> What this task involves:
Find and copy every line in the records that includes the string "bežičnom".

> Provided data:
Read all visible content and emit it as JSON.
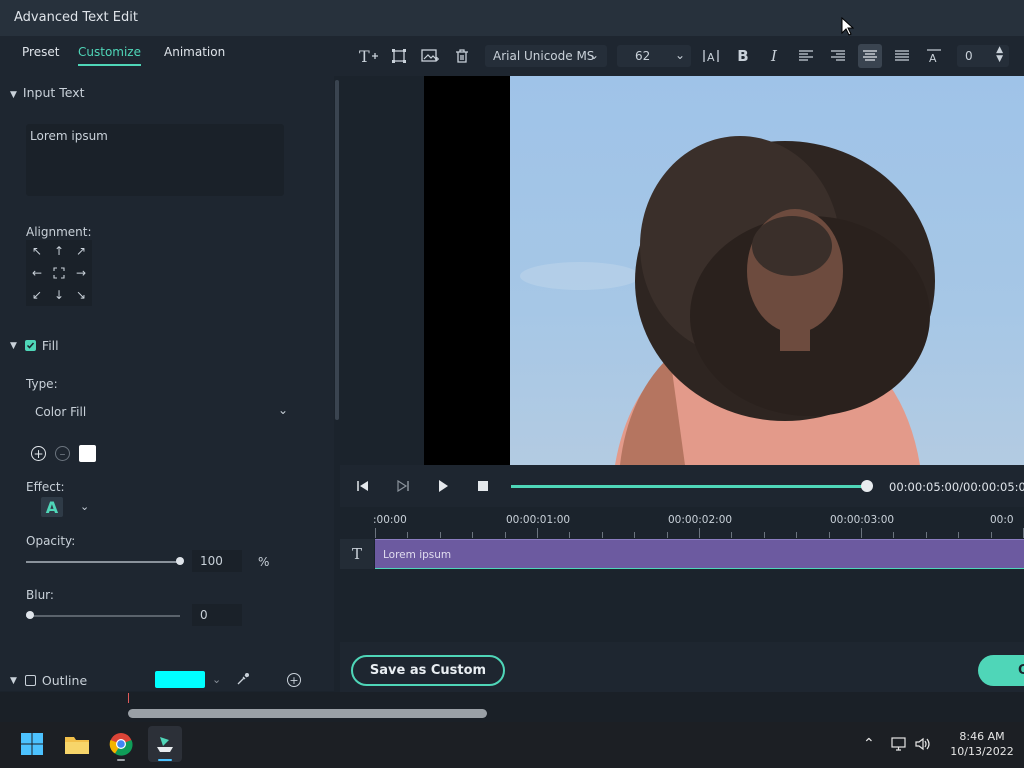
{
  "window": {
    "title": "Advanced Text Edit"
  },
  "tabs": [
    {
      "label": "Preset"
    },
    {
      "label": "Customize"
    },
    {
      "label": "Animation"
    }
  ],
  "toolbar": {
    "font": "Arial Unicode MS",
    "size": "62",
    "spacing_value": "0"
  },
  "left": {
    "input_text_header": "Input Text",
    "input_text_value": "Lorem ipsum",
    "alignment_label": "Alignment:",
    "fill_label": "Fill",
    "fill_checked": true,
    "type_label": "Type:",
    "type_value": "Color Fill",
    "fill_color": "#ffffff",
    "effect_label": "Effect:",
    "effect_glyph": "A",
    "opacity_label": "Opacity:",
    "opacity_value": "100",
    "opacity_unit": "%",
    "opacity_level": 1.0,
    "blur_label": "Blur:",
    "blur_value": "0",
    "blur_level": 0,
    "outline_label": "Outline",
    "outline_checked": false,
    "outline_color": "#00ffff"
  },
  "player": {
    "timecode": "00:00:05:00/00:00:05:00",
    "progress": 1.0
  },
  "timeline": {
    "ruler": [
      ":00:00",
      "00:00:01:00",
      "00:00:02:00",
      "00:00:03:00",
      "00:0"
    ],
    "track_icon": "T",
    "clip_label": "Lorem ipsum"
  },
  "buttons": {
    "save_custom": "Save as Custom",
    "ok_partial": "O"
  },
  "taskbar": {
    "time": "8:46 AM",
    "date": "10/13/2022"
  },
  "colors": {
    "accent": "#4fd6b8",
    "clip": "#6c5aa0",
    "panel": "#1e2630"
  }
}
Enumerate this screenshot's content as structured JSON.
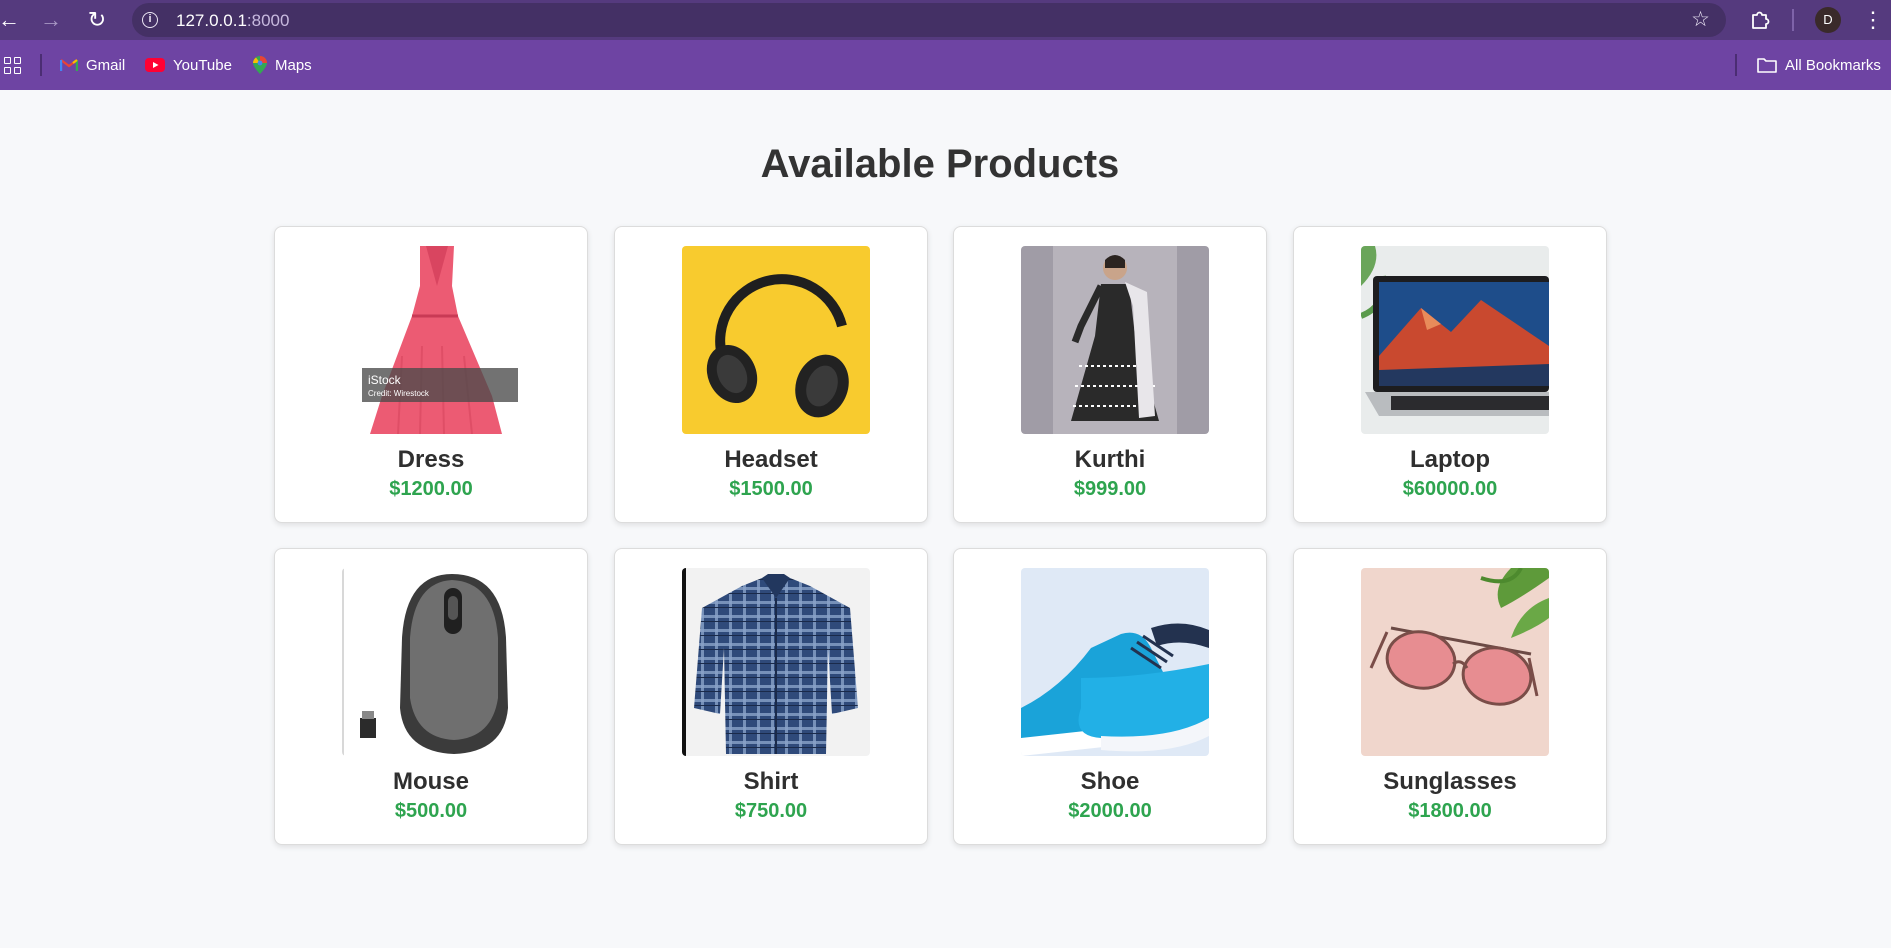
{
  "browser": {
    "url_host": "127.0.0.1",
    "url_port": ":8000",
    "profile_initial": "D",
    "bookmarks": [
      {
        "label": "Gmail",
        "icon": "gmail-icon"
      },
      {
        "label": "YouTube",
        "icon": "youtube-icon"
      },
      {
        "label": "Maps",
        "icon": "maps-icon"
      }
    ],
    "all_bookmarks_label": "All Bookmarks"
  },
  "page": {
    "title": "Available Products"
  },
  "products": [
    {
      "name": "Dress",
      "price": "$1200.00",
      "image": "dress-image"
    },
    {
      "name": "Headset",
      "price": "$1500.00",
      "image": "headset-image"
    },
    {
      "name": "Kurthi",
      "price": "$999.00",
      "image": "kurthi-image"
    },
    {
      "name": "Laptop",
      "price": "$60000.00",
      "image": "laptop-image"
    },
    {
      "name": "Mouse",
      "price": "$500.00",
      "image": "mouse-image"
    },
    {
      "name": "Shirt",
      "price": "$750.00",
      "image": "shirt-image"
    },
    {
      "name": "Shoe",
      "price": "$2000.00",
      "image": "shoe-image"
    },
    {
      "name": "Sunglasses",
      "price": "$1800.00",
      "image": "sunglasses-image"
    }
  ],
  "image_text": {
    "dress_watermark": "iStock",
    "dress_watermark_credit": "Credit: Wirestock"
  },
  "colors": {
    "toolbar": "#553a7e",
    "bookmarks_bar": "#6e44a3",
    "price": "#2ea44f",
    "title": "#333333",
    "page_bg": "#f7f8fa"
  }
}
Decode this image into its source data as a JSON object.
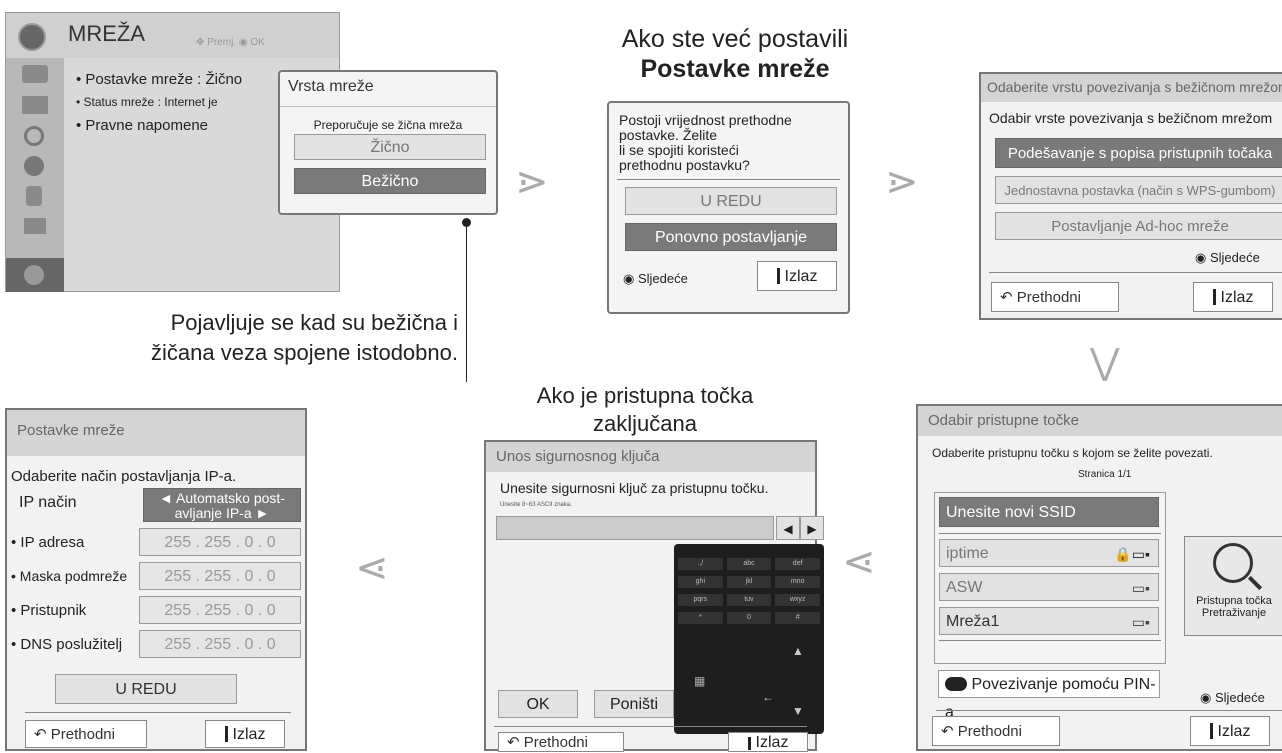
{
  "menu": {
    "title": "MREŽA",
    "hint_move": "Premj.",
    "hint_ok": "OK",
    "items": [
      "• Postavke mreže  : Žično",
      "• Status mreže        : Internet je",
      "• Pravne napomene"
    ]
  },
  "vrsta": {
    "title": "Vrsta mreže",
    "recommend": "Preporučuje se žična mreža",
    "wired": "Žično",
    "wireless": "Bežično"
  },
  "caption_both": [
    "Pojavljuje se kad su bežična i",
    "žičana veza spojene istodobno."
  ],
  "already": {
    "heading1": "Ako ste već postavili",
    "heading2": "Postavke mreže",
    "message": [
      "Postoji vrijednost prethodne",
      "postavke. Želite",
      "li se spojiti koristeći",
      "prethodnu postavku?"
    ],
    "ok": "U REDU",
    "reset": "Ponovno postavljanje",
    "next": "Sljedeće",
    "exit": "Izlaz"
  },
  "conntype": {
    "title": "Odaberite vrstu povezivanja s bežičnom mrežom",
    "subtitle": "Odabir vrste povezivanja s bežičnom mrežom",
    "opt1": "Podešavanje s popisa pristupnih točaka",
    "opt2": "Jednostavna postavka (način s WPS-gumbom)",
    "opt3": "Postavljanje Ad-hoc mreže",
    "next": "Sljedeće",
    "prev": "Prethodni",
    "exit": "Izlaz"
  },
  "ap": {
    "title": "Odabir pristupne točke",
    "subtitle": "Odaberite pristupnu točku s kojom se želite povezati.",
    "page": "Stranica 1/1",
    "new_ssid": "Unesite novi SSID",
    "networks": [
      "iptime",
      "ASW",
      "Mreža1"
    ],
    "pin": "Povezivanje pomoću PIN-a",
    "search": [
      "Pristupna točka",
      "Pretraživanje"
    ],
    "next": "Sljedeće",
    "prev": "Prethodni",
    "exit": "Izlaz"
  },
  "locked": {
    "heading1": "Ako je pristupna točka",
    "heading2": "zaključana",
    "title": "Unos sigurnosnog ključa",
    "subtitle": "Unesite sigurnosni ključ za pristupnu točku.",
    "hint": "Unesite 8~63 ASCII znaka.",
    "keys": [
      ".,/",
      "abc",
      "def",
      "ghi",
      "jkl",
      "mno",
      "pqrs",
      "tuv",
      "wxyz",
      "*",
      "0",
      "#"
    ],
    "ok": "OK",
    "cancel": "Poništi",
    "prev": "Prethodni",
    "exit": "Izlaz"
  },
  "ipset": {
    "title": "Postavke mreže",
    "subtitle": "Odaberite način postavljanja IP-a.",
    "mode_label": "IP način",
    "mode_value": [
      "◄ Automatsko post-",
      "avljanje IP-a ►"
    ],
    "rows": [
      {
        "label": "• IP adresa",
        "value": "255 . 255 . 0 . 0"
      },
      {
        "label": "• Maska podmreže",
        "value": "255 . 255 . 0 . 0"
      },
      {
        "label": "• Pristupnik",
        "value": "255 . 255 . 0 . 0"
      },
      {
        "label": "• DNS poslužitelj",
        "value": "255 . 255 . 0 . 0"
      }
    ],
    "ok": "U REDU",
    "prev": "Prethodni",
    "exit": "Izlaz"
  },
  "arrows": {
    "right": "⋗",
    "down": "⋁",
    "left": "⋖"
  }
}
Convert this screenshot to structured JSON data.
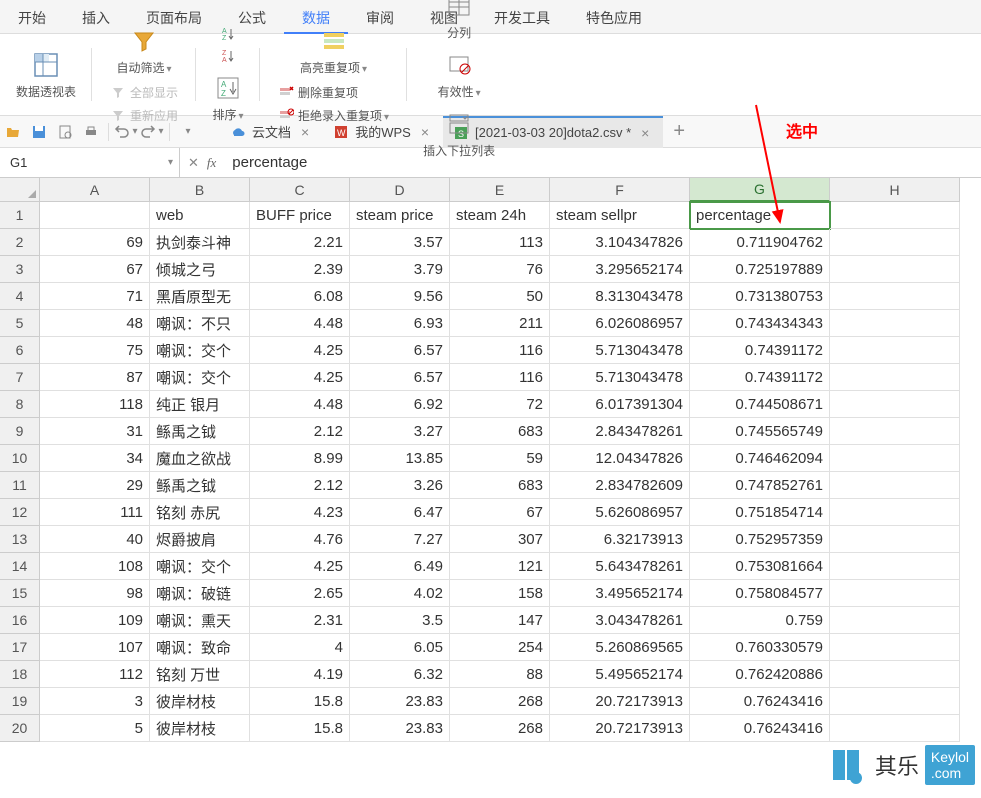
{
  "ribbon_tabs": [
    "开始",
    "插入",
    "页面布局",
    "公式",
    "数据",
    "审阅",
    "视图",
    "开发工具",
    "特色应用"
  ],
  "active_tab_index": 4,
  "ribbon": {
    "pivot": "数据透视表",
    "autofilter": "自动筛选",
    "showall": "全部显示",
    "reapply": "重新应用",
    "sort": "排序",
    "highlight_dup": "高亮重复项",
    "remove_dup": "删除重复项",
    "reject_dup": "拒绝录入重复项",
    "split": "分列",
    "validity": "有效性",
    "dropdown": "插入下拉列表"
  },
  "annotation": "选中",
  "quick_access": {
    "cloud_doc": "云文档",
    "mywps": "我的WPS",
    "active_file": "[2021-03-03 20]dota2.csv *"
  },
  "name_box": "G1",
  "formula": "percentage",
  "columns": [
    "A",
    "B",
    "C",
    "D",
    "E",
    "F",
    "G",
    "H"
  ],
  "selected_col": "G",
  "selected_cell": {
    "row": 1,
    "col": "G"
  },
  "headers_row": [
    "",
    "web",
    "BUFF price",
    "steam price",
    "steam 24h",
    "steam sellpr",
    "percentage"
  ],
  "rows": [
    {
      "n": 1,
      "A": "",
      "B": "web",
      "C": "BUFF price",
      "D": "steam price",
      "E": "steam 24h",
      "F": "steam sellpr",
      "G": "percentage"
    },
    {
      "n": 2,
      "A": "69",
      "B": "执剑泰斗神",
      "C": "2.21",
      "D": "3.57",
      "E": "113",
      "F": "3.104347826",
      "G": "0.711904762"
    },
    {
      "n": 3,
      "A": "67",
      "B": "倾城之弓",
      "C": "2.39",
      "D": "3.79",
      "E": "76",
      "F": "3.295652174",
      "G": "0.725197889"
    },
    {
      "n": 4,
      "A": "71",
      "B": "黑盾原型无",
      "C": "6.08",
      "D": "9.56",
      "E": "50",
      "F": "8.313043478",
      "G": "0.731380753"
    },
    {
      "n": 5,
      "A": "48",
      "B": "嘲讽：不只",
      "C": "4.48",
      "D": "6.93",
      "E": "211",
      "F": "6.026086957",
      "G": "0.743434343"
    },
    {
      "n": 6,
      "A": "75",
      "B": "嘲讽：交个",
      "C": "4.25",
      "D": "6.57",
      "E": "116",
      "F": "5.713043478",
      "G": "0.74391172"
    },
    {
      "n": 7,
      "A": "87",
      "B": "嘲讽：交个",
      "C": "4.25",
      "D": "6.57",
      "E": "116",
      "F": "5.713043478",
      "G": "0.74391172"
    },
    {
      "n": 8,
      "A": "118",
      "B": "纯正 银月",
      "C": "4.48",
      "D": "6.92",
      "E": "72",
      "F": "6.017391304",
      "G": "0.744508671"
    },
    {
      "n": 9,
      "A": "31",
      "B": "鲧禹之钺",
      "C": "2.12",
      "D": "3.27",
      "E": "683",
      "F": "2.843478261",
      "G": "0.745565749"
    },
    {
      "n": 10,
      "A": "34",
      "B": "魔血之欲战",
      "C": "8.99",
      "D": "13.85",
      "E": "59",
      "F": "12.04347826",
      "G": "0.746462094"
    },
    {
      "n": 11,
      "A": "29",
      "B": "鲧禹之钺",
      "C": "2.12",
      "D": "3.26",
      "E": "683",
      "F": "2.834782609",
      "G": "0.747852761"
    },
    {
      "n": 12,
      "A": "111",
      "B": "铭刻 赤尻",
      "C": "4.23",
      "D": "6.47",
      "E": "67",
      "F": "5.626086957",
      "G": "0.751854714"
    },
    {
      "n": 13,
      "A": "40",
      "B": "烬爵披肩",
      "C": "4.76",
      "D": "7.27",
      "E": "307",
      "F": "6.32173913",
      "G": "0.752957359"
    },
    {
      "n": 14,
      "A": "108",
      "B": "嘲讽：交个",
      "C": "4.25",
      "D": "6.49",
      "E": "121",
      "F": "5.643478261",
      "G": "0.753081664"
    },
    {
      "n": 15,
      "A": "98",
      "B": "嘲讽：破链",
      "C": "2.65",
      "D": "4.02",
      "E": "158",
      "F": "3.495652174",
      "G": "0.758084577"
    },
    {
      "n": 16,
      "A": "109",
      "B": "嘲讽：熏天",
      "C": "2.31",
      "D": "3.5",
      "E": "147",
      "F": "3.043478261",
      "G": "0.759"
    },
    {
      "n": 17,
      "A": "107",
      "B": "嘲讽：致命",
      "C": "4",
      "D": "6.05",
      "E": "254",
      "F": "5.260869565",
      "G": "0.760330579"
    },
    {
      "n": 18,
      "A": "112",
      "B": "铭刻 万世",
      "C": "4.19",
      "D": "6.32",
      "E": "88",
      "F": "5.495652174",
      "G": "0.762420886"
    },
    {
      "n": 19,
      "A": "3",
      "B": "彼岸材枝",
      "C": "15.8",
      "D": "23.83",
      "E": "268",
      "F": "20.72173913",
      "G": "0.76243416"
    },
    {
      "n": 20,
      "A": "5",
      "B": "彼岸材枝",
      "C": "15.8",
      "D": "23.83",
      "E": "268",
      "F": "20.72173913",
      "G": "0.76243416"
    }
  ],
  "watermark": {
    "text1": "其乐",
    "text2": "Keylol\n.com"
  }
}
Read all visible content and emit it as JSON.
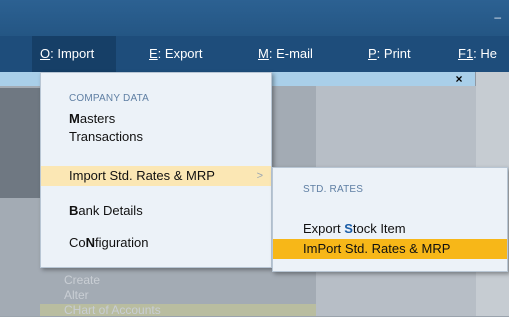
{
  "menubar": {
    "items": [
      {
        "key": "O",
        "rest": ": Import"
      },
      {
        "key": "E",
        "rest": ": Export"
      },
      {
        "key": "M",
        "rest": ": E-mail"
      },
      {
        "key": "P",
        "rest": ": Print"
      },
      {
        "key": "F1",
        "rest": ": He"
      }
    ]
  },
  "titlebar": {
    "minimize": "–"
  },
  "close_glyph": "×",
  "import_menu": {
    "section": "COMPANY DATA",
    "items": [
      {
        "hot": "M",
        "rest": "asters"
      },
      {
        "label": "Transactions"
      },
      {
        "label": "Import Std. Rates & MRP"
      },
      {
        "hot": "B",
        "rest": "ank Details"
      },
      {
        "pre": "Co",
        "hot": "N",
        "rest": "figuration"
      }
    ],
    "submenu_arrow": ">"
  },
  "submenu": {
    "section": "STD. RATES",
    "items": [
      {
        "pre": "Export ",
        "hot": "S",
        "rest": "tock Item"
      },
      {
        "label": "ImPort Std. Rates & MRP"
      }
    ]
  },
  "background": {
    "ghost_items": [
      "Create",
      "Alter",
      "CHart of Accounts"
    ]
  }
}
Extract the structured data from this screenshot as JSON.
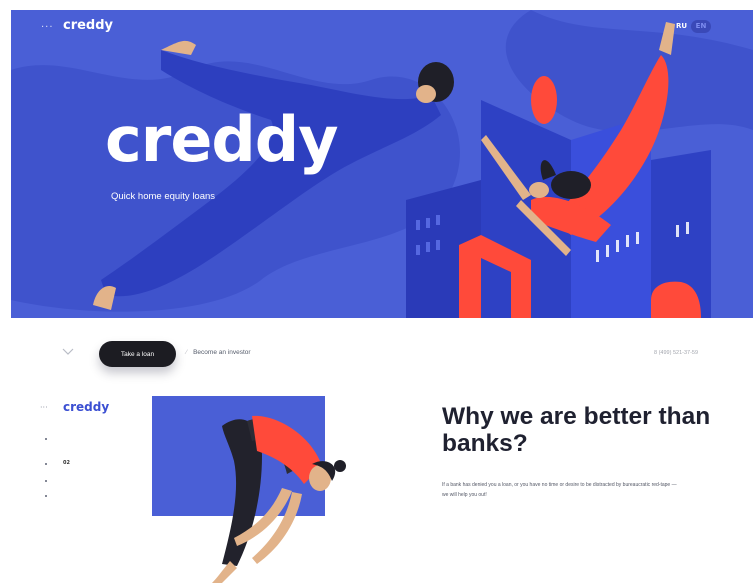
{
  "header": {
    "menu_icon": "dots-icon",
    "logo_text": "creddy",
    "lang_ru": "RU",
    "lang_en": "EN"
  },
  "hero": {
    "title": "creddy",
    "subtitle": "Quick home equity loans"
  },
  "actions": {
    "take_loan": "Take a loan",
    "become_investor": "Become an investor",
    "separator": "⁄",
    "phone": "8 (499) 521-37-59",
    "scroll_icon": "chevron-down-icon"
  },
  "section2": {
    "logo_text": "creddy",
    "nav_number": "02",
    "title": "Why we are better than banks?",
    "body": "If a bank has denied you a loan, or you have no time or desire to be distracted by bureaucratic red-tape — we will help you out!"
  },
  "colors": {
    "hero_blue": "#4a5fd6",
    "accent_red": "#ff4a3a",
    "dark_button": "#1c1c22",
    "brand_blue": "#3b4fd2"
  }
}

> Exercise answer:
    "title": "Odaberite vrstu povezivanja s bežičnom mrežom",
    "subtitle": "Odabir vrste povezivanja s bežičnom mrežom",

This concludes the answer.